===== RECORDS FOR PROCESSING

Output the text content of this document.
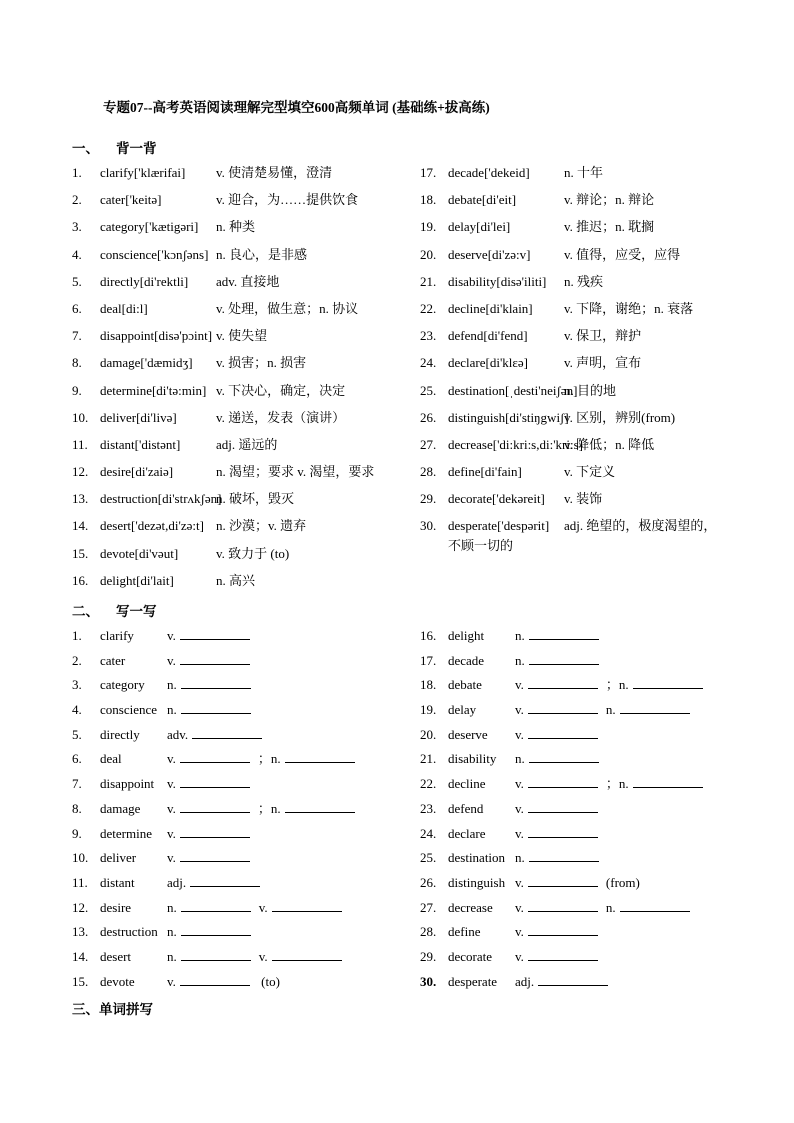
专题07--高考英语阅读理解完型填空600高频单词 (基础练+拔高练)
一、 背一背
二、 写一写
三、单词拼写
1.	clarify['klærifai] v. 使清楚易懂，澄清
2.	cater['keitə]	v. 迎合，为……提供饮食
3.	category['kætigəri] n. 种类
4.	conscience['kɔnʃəns] n. 良心，是非感
5.	directly[di'rektli] adv. 直接地
6.	deal[di:l]	v. 处理，做生意；n. 协议
7.	disappoint[disə'pɔint] v. 使失望
8.	damage['dæmidʒ] v. 损害；n. 损害
9.	determine[di'tə:min] v. 下决心，确定，决定
10. deliver[di'livə]	v. 递送，发表（演讲）
11. distant['distənt]	adj. 遥远的
12. desire[di'zaiə]	n. 渴望；要求 v. 渴望，要求
13. destruction[di'strʌkʃən]
n. 破坏，毁灭
14. desert['dezət,di'zə:t] n. 沙漠；v. 遗弃
15. devote[di'vəut]	v. 致力于 (to)
16. delight[di'lait]	n. 高兴
17. decade['dekeid]	n. 十年
18. debate[di'eit]	v. 辩论；n. 辩论
19. delay[di'lei]	v. 推迟；n. 耽搁
20. deserve[di'zə:v]	v. 值得，应受，应得
21. disability[disə'iliti] n. 残疾
22. decline[di'klain] v. 下降，谢绝；n. 衰落
23. defend[di'fend]	v. 保卫，辩护
24. declare[di'klɛə]	v. 声明，宣布
25. destination[ˌdesti'neiʃən]
n. 目的地
26. distinguish[di'stiŋgwiʃ]
v. 区别，辨别(from)
27. decrease['di:kri:s,di:'kri:s]
v. 降低；n. 降低
28. define[di'fain]	v. 下定义
29. decorate['dekəreit] v. 装饰
30. desperate['despərit] adj. 绝望的，极度渴望的，
不顾一切的
1.	clarify	v.
2.	cater	v.
3.	category n.
4.	conscience n.
5.	directly adv.
6.	deal	v.	；n.
7.	disappoint v.
8.	damage v.	；n.
9.	determine v.
10. deliver v.
11. distant adj.
12. desire	n.	v.
13. destruction n.
14. desert	n.	v.
15. devote v.	(to)
16. delight n.
17. decade n.
18. debate	v.	；n.
19. delay	v.	n.
20. deserve v.
21. disability n.
22. decline v.	；n.
23. defend v.
24. declare v.
25. destination n.
26. distinguish v.	(from)
27. decrease v.	n.
28. define	v.
29. decorate v.
30. desperate adj.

==========

Without the pictures, print the records in full, exactly as they appear.

EXERCISE SOLUTION:
Output the text content of this document.
专题07--高考英语阅读理解完型填空600高频单词 (基础练+拔高练)
一、 背一背
二、 写一写
三、单词拼写
1.	clarify['klærifai] v. 使清楚易懂，澄清
2.	cater['keitə]	v. 迎合，为……提供饮食
3.	category['kætigəri] n. 种类
4.	conscience['kɔnʃəns] n. 良心，是非感
5.	directly[di'rektli] adv. 直接地
6.	deal[di:l]	v. 处理，做生意；n. 协议
7.	disappoint[disə'pɔint] v. 使失望
8.	damage['dæmidʒ] v. 损害；n. 损害
9.	determine[di'tə:min] v. 下决心，确定，决定
10. deliver[di'livə]	v. 递送，发表（演讲）
11. distant['distənt]	adj. 遥远的
12. desire[di'zaiə]	n. 渴望；要求 v. 渴望，要求
13. destruction[di'strʌkʃən]
n. 破坏，毁灭
14. desert['dezət,di'zə:t] n. 沙漠；v. 遗弃
15. devote[di'vəut]	v. 致力于 (to)
16. delight[di'lait]	n. 高兴
17. decade['dekeid]	n. 十年
18. debate[di'eit]	v. 辩论；n. 辩论
19. delay[di'lei]	v. 推迟；n. 耽搁
20. deserve[di'zə:v]	v. 值得，应受，应得
21. disability[disə'iliti] n. 残疾
22. decline[di'klain] v. 下降，谢绝；n. 衰落
23. defend[di'fend]	v. 保卫，辩护
24. declare[di'klɛə]	v. 声明，宣布
25. destination[ˌdesti'neiʃən]
n. 目的地
26. distinguish[di'stiŋgwiʃ]
v. 区别，辨别(from)
27. decrease['di:kri:s,di:'kri:s]
v. 降低；n. 降低
28. define[di'fain]	v. 下定义
29. decorate['dekəreit] v. 装饰
30. desperate['despərit] adj. 绝望的，极度渴望的，
不顾一切的
1.	clarify	v.
2.	cater	v.
3.	category n.
4.	conscience n.
5.	directly adv.
6.	deal	v.	；n.
7.	disappoint v.
8.	damage v.	；n.
9.	determine v.
10. deliver v.
11. distant adj.
12. desire	n.	v.
13. destruction n.
14. desert	n.	v.
15. devote v.	(to)
16. delight n.
17. decade n.
18. debate	v.	；n.
19. delay	v.	n.
20. deserve v.
21. disability n.
22. decline v.	；n.
23. defend v.
24. declare v.
25. destination n.
26. distinguish v.	(from)
27. decrease v.	n.
28. define	v.
29. decorate v.
30. desperate adj.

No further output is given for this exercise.